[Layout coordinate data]
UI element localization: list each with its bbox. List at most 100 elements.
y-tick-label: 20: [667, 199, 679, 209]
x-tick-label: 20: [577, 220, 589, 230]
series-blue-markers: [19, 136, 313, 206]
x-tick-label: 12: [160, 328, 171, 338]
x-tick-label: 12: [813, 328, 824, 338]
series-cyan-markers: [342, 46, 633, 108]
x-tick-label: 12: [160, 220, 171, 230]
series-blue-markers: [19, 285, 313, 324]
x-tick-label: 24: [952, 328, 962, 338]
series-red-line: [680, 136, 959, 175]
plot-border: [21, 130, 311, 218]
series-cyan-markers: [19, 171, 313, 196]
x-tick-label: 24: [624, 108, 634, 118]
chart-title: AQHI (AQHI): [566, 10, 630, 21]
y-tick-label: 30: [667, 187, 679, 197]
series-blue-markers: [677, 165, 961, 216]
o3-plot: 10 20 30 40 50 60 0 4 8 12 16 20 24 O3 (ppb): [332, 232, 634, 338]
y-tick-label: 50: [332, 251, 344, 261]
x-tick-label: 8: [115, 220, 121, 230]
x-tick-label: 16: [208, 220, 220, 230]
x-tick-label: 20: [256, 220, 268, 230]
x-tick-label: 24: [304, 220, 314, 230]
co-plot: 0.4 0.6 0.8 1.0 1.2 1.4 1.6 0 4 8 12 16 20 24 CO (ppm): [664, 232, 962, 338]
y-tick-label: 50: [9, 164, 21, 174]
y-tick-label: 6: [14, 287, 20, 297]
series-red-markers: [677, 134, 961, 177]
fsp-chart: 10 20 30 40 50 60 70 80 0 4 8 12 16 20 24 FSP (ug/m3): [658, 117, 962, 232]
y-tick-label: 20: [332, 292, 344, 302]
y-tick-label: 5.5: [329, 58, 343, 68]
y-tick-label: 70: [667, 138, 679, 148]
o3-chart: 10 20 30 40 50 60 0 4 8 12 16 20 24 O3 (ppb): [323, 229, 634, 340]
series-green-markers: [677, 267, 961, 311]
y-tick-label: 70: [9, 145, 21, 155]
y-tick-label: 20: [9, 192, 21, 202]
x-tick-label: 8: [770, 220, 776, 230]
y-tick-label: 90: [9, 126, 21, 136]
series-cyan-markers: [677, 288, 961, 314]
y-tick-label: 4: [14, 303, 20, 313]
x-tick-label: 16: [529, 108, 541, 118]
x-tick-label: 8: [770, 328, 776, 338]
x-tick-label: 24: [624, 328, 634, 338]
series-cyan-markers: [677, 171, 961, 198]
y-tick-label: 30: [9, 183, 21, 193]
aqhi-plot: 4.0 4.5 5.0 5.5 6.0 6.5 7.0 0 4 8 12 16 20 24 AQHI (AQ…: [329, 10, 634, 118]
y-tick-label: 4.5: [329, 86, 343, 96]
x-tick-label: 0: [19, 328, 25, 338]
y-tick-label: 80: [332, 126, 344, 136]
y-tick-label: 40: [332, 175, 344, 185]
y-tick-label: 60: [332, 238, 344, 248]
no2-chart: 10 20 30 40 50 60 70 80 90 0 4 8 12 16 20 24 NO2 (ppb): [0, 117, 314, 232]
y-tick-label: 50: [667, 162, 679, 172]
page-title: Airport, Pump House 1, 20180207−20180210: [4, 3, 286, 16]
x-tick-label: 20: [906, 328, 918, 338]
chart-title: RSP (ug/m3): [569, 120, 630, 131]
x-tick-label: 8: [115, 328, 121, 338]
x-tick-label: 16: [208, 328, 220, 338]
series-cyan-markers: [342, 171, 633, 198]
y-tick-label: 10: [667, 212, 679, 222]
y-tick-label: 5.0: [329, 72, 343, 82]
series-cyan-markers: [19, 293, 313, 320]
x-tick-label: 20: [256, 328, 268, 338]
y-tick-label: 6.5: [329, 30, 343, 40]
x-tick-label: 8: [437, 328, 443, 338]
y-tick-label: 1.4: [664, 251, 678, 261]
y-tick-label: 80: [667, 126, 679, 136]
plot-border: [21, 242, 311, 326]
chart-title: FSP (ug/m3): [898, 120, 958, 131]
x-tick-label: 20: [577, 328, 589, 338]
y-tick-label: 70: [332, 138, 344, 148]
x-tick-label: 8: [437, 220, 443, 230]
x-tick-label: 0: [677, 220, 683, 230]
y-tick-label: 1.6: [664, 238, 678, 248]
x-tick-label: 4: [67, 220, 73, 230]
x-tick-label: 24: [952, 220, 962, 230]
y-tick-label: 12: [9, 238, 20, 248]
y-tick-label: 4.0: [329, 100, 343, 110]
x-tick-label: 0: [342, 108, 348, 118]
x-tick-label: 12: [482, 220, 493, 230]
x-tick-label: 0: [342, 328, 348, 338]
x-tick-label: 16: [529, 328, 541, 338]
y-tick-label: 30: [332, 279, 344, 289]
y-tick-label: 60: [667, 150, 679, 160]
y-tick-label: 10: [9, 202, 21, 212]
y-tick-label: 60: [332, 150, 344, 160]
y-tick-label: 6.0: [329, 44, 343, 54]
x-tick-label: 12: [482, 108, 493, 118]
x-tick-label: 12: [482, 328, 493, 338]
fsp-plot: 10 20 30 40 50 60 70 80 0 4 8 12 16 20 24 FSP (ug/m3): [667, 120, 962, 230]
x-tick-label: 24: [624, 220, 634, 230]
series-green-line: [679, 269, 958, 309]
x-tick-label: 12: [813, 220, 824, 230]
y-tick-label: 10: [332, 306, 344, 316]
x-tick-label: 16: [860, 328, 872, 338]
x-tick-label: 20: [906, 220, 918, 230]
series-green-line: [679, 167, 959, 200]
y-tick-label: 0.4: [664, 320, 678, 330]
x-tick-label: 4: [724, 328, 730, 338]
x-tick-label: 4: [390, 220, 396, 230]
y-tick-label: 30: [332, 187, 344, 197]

- [Directions] Copy out all the lines above word for word.

- [Task result]
UI element localization: list each with its bbox. List at most 100 elements.
y-tick-label: 20: [667, 199, 679, 209]
x-tick-label: 20: [577, 220, 589, 230]
series-blue-markers: [19, 136, 313, 206]
x-tick-label: 12: [160, 328, 171, 338]
x-tick-label: 12: [813, 328, 824, 338]
series-cyan-markers: [342, 46, 633, 108]
x-tick-label: 12: [160, 220, 171, 230]
series-blue-markers: [19, 285, 313, 324]
x-tick-label: 24: [952, 328, 962, 338]
series-red-line: [680, 136, 959, 175]
plot-border: [21, 130, 311, 218]
series-cyan-markers: [19, 171, 313, 196]
x-tick-label: 24: [624, 108, 634, 118]
chart-title: AQHI (AQHI): [566, 10, 630, 21]
y-tick-label: 30: [667, 187, 679, 197]
series-blue-markers: [677, 165, 961, 216]
o3-plot: 10 20 30 40 50 60 0 4 8 12 16 20 24 O3 (ppb): [332, 232, 634, 338]
y-tick-label: 50: [332, 251, 344, 261]
x-tick-label: 8: [115, 220, 121, 230]
x-tick-label: 16: [208, 220, 220, 230]
x-tick-label: 20: [256, 220, 268, 230]
x-tick-label: 24: [304, 220, 314, 230]
co-plot: 0.4 0.6 0.8 1.0 1.2 1.4 1.6 0 4 8 12 16 20 24 CO (ppm): [664, 232, 962, 338]
y-tick-label: 50: [9, 164, 21, 174]
y-tick-label: 6: [14, 287, 20, 297]
series-red-markers: [677, 134, 961, 177]
fsp-chart: 10 20 30 40 50 60 70 80 0 4 8 12 16 20 24 FSP (ug/m3): [658, 117, 962, 232]
y-tick-label: 20: [332, 292, 344, 302]
y-tick-label: 5.5: [329, 58, 343, 68]
y-tick-label: 70: [667, 138, 679, 148]
o3-chart: 10 20 30 40 50 60 0 4 8 12 16 20 24 O3 (ppb): [323, 229, 634, 340]
series-green-markers: [677, 267, 961, 311]
y-tick-label: 70: [9, 145, 21, 155]
y-tick-label: 20: [9, 192, 21, 202]
x-tick-label: 8: [770, 220, 776, 230]
y-tick-label: 90: [9, 126, 21, 136]
series-cyan-markers: [677, 288, 961, 314]
y-tick-label: 4: [14, 303, 20, 313]
x-tick-label: 16: [529, 108, 541, 118]
x-tick-label: 8: [770, 328, 776, 338]
x-tick-label: 24: [624, 328, 634, 338]
series-cyan-markers: [677, 171, 961, 198]
y-tick-label: 30: [9, 183, 21, 193]
aqhi-plot: 4.0 4.5 5.0 5.5 6.0 6.5 7.0 0 4 8 12 16 20 24 AQHI (AQ…: [329, 10, 634, 118]
y-tick-label: 4.5: [329, 86, 343, 96]
x-tick-label: 0: [19, 328, 25, 338]
y-tick-label: 80: [332, 126, 344, 136]
y-tick-label: 40: [332, 175, 344, 185]
y-tick-label: 60: [332, 238, 344, 248]
no2-chart: 10 20 30 40 50 60 70 80 90 0 4 8 12 16 20 24 NO2 (ppb): [0, 117, 314, 232]
y-tick-label: 50: [667, 162, 679, 172]
page-title: Airport, Pump House 1, 20180207−20180210: [4, 3, 286, 16]
x-tick-label: 20: [906, 328, 918, 338]
chart-title: RSP (ug/m3): [569, 120, 630, 131]
x-tick-label: 8: [115, 328, 121, 338]
x-tick-label: 16: [208, 328, 220, 338]
series-cyan-markers: [342, 171, 633, 198]
y-tick-label: 10: [667, 212, 679, 222]
y-tick-label: 5.0: [329, 72, 343, 82]
series-cyan-markers: [19, 293, 313, 320]
x-tick-label: 20: [256, 328, 268, 338]
y-tick-label: 6.5: [329, 30, 343, 40]
x-tick-label: 8: [437, 328, 443, 338]
y-tick-label: 1.4: [664, 251, 678, 261]
y-tick-label: 80: [667, 126, 679, 136]
plot-border: [21, 242, 311, 326]
chart-title: FSP (ug/m3): [898, 120, 958, 131]
x-tick-label: 20: [577, 328, 589, 338]
y-tick-label: 70: [332, 138, 344, 148]
x-tick-label: 8: [437, 220, 443, 230]
x-tick-label: 0: [677, 220, 683, 230]
y-tick-label: 1.6: [664, 238, 678, 248]
x-tick-label: 4: [67, 220, 73, 230]
x-tick-label: 24: [952, 220, 962, 230]
y-tick-label: 12: [9, 238, 20, 248]
y-tick-label: 4.0: [329, 100, 343, 110]
x-tick-label: 0: [342, 108, 348, 118]
x-tick-label: 12: [482, 220, 493, 230]
x-tick-label: 0: [342, 328, 348, 338]
x-tick-label: 16: [529, 328, 541, 338]
y-tick-label: 30: [332, 279, 344, 289]
y-tick-label: 60: [667, 150, 679, 160]
y-tick-label: 10: [9, 202, 21, 212]
y-tick-label: 60: [332, 150, 344, 160]
y-tick-label: 6.0: [329, 44, 343, 54]
x-tick-label: 12: [482, 108, 493, 118]
x-tick-label: 12: [482, 328, 493, 338]
fsp-plot: 10 20 30 40 50 60 70 80 0 4 8 12 16 20 24 FSP (ug/m3): [667, 120, 962, 230]
x-tick-label: 24: [624, 220, 634, 230]
series-green-line: [679, 269, 958, 309]
x-tick-label: 12: [813, 220, 824, 230]
y-tick-label: 10: [332, 306, 344, 316]
x-tick-label: 16: [860, 328, 872, 338]
x-tick-label: 20: [906, 220, 918, 230]
series-green-line: [679, 167, 959, 200]
y-tick-label: 0.4: [664, 320, 678, 330]
x-tick-label: 4: [724, 328, 730, 338]
x-tick-label: 4: [390, 220, 396, 230]
y-tick-label: 30: [332, 187, 344, 197]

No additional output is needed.